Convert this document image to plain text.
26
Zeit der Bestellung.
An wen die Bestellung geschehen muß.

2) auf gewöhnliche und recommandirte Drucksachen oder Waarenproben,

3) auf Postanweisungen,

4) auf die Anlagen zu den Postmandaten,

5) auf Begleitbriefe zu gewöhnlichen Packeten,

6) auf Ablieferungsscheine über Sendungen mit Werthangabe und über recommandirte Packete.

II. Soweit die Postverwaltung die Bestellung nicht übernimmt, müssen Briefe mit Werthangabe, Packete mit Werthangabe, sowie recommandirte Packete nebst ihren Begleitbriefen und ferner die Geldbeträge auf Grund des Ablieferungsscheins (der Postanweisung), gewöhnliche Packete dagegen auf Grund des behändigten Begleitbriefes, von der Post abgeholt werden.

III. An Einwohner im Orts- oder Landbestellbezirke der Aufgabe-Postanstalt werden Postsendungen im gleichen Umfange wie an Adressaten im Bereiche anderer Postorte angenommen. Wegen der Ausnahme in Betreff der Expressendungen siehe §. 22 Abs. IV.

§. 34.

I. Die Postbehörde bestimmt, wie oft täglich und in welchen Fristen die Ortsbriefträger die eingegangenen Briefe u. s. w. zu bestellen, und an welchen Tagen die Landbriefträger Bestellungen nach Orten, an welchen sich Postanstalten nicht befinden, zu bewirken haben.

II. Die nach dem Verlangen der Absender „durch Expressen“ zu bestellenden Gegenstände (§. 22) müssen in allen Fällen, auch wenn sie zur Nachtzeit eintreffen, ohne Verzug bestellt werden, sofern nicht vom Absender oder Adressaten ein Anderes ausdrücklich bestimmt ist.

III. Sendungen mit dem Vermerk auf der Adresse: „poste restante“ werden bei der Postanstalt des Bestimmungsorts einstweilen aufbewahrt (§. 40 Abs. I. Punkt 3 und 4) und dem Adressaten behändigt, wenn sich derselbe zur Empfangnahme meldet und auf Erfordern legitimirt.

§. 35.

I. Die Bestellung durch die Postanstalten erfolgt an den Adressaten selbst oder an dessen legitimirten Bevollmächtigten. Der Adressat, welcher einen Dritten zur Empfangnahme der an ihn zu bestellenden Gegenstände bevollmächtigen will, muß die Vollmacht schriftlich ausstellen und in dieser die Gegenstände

=-=-=

● DIRECTIONS
Reproduce the entries above in full and exactly.

● RESPONSE
Convert this document image to plain text.
26
Zeit der Bestellung.
An wen die Bestellung geschehen muß.

2) auf gewöhnliche und recommandirte Drucksachen oder Waarenproben,

3) auf Postanweisungen,

4) auf die Anlagen zu den Postmandaten,

5) auf Begleitbriefe zu gewöhnlichen Packeten,

6) auf Ablieferungsscheine über Sendungen mit Werthangabe und über recommandirte Packete.

II. Soweit die Postverwaltung die Bestellung nicht übernimmt, müssen Briefe mit Werthangabe, Packete mit Werthangabe, sowie recommandirte Packete nebst ihren Begleitbriefen und ferner die Geldbeträge auf Grund des Ablieferungsscheins (der Postanweisung), gewöhnliche Packete dagegen auf Grund des behändigten Begleitbriefes, von der Post abgeholt werden.

III. An Einwohner im Orts- oder Landbestellbezirke der Aufgabe-Postanstalt werden Postsendungen im gleichen Umfange wie an Adressaten im Bereiche anderer Postorte angenommen. Wegen der Ausnahme in Betreff der Expressendungen siehe §. 22 Abs. IV.

§. 34.

I. Die Postbehörde bestimmt, wie oft täglich und in welchen Fristen die Ortsbriefträger die eingegangenen Briefe u. s. w. zu bestellen, und an welchen Tagen die Landbriefträger Bestellungen nach Orten, an welchen sich Postanstalten nicht befinden, zu bewirken haben.

II. Die nach dem Verlangen der Absender „durch Expressen“ zu bestellenden Gegenstände (§. 22) müssen in allen Fällen, auch wenn sie zur Nachtzeit eintreffen, ohne Verzug bestellt werden, sofern nicht vom Absender oder Adressaten ein Anderes ausdrücklich bestimmt ist.

III. Sendungen mit dem Vermerk auf der Adresse: „poste restante“ werden bei der Postanstalt des Bestimmungsorts einstweilen aufbewahrt (§. 40 Abs. I. Punkt 3 und 4) und dem Adressaten behändigt, wenn sich derselbe zur Empfangnahme meldet und auf Erfordern legitimirt.

§. 35.

I. Die Bestellung durch die Postanstalten erfolgt an den Adressaten selbst oder an dessen legitimirten Bevollmächtigten. Der Adressat, welcher einen Dritten zur Empfangnahme der an ihn zu bestellenden Gegenstände bevollmächtigen will, muß die Vollmacht schriftlich ausstellen und in dieser die Gegenstände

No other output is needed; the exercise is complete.